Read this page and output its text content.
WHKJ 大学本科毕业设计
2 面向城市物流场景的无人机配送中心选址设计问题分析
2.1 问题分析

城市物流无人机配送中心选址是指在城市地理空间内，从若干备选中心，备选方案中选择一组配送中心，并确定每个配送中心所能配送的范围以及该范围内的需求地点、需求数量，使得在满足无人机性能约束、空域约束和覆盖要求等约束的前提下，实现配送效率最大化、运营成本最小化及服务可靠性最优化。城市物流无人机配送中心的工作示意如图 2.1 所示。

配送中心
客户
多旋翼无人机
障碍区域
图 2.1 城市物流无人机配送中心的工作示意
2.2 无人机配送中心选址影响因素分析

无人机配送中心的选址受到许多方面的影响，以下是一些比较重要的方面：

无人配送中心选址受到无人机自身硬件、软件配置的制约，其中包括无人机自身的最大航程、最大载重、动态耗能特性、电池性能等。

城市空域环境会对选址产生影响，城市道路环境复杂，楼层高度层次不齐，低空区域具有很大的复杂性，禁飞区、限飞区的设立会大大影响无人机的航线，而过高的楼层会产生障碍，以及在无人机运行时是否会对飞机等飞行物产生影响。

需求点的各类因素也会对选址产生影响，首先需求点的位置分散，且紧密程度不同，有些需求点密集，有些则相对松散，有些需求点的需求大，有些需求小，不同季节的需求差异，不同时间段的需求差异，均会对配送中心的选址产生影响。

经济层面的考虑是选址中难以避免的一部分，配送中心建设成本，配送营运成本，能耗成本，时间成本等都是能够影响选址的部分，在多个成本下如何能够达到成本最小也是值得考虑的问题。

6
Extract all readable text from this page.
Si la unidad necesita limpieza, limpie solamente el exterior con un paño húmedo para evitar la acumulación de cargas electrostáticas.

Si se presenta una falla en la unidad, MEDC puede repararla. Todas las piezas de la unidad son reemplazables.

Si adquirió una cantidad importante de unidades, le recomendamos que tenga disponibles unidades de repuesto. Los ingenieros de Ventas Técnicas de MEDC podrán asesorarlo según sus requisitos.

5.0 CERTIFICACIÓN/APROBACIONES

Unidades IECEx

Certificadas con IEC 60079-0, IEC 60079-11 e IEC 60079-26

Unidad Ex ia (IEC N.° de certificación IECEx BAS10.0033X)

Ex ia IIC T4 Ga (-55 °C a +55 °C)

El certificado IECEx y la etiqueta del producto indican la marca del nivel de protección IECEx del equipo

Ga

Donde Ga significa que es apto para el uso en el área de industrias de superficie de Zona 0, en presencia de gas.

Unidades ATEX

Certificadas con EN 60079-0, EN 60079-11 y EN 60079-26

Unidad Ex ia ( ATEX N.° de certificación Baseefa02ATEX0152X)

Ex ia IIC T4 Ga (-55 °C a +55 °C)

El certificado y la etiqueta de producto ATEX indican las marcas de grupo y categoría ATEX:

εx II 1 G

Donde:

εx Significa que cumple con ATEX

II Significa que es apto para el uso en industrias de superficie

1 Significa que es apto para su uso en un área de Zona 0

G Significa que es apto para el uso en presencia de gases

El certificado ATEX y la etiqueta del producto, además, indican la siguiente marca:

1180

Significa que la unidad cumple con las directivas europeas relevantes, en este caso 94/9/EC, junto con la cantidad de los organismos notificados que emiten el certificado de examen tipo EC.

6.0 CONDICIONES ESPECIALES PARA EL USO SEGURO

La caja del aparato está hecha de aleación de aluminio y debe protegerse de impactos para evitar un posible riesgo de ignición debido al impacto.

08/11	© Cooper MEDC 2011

════════════════

GIVEN TASK
Would you restate each of the entries word for word?

SOLUTION TO THE PROBLEM
Read this page and output its text content.
WHKJ 大学本科毕业设计
2 面向城市物流场景的无人机配送中心选址设计问题分析
2.1 问题分析

城市物流无人机配送中心选址是指在城市地理空间内，从若干备选中心，备选方案中选择一组配送中心，并确定每个配送中心所能配送的范围以及该范围内的需求地点、需求数量，使得在满足无人机性能约束、空域约束和覆盖要求等约束的前提下，实现配送效率最大化、运营成本最小化及服务可靠性最优化。城市物流无人机配送中心的工作示意如图 2.1 所示。

配送中心
客户
多旋翼无人机
障碍区域
图 2.1 城市物流无人机配送中心的工作示意
2.2 无人机配送中心选址影响因素分析

无人机配送中心的选址受到许多方面的影响，以下是一些比较重要的方面：

无人配送中心选址受到无人机自身硬件、软件配置的制约，其中包括无人机自身的最大航程、最大载重、动态耗能特性、电池性能等。

城市空域环境会对选址产生影响，城市道路环境复杂，楼层高度层次不齐，低空区域具有很大的复杂性，禁飞区、限飞区的设立会大大影响无人机的航线，而过高的楼层会产生障碍，以及在无人机运行时是否会对飞机等飞行物产生影响。

需求点的各类因素也会对选址产生影响，首先需求点的位置分散，且紧密程度不同，有些需求点密集，有些则相对松散，有些需求点的需求大，有些需求小，不同季节的需求差异，不同时间段的需求差异，均会对配送中心的选址产生影响。

经济层面的考虑是选址中难以避免的一部分，配送中心建设成本，配送营运成本，能耗成本，时间成本等都是能够影响选址的部分，在多个成本下如何能够达到成本最小也是值得考虑的问题。

6
Extract all readable text from this page.
Si la unidad necesita limpieza, limpie solamente el exterior con un paño húmedo para evitar la acumulación de cargas electrostáticas.

Si se presenta una falla en la unidad, MEDC puede repararla. Todas las piezas de la unidad son reemplazables.

Si adquirió una cantidad importante de unidades, le recomendamos que tenga disponibles unidades de repuesto. Los ingenieros de Ventas Técnicas de MEDC podrán asesorarlo según sus requisitos.

5.0 CERTIFICACIÓN/APROBACIONES

Unidades IECEx

Certificadas con IEC 60079-0, IEC 60079-11 e IEC 60079-26

Unidad Ex ia (IEC N.° de certificación IECEx BAS10.0033X)

Ex ia IIC T4 Ga (-55 °C a +55 °C)

El certificado IECEx y la etiqueta del producto indican la marca del nivel de protección IECEx del equipo

Ga

Donde Ga significa que es apto para el uso en el área de industrias de superficie de Zona 0, en presencia de gas.

Unidades ATEX

Certificadas con EN 60079-0, EN 60079-11 y EN 60079-26

Unidad Ex ia ( ATEX N.° de certificación Baseefa02ATEX0152X)

Ex ia IIC T4 Ga (-55 °C a +55 °C)

El certificado y la etiqueta de producto ATEX indican las marcas de grupo y categoría ATEX:

εx II 1 G

Donde:

εx Significa que cumple con ATEX

II Significa que es apto para el uso en industrias de superficie

1 Significa que es apto para su uso en un área de Zona 0

G Significa que es apto para el uso en presencia de gases

El certificado ATEX y la etiqueta del producto, además, indican la siguiente marca:

1180

Significa que la unidad cumple con las directivas europeas relevantes, en este caso 94/9/EC, junto con la cantidad de los organismos notificados que emiten el certificado de examen tipo EC.

6.0 CONDICIONES ESPECIALES PARA EL USO SEGURO

La caja del aparato está hecha de aleación de aluminio y debe protegerse de impactos para evitar un posible riesgo de ignición debido al impacto.

08/11	© Cooper MEDC 2011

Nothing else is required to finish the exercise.